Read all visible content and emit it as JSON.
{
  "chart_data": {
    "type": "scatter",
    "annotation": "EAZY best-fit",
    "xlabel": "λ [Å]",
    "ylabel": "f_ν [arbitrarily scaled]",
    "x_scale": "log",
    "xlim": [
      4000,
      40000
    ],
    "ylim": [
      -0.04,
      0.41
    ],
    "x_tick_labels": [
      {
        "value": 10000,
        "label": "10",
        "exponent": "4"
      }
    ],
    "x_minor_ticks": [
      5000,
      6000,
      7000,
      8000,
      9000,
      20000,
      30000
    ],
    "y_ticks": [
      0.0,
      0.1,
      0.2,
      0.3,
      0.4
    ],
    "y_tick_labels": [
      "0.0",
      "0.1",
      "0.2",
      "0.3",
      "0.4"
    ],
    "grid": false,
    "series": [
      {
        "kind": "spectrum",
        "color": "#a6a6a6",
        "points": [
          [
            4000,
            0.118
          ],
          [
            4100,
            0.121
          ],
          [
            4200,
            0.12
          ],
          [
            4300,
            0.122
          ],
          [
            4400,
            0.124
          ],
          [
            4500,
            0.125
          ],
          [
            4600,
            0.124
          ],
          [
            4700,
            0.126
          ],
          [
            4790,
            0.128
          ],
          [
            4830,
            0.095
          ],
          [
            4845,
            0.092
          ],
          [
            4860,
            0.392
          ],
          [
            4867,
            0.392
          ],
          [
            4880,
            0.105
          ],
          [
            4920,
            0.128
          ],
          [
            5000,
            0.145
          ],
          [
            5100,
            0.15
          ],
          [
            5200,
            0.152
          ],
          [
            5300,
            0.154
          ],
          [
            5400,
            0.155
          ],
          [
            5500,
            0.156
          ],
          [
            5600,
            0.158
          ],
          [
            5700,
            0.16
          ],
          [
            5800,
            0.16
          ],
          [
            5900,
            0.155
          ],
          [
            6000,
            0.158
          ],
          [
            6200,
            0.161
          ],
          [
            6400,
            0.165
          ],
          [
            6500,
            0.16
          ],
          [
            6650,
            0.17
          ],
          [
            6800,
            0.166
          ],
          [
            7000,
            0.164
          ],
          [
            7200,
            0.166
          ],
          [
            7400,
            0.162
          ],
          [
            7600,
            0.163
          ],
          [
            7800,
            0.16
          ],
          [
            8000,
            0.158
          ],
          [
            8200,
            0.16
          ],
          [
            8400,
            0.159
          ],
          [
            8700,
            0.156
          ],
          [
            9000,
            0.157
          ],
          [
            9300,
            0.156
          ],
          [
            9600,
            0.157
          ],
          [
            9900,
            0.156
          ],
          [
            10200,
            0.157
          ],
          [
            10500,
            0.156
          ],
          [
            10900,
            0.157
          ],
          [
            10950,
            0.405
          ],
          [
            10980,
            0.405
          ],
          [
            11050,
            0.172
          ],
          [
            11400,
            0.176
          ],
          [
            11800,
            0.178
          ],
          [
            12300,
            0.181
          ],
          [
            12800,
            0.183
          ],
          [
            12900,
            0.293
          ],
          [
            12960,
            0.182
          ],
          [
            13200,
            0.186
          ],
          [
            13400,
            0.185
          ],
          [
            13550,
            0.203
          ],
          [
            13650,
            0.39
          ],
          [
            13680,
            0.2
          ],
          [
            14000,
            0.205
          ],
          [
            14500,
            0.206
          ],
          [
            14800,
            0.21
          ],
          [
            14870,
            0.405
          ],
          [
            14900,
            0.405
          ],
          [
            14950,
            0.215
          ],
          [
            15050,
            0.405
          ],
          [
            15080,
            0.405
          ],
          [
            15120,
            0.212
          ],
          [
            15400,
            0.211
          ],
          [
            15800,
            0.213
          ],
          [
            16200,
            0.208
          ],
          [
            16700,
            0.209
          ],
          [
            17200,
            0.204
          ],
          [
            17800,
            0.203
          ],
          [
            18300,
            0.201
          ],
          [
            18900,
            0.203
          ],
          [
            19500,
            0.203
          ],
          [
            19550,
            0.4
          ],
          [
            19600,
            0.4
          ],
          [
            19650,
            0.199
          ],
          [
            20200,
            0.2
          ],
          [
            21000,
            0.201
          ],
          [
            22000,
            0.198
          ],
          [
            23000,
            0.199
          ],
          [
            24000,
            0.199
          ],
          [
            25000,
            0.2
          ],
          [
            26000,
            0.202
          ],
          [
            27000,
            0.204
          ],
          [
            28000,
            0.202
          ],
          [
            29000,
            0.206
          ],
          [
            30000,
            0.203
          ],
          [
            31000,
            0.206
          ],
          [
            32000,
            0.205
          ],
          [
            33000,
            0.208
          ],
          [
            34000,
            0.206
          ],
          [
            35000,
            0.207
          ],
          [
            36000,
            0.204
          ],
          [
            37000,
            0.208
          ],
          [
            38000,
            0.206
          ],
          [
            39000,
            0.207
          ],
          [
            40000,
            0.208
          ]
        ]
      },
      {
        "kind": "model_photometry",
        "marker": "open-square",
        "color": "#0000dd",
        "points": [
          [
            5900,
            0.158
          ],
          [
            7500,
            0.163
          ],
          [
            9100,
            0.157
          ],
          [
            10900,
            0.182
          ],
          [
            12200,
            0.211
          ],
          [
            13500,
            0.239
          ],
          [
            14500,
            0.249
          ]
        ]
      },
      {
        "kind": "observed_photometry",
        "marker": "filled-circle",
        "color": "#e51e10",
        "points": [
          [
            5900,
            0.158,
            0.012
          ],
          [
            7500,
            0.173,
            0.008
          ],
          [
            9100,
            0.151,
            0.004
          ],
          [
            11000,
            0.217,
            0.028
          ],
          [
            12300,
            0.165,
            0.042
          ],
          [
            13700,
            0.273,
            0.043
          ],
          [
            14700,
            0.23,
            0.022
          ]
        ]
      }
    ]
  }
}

-=-=-

**TASK DETAILS:** List every line above that holds the word "kind".

**EXPECTED ANSWER:**
        "kind": "spectrum",
        "kind": "model_photometry",
        "kind": "observed_photometry",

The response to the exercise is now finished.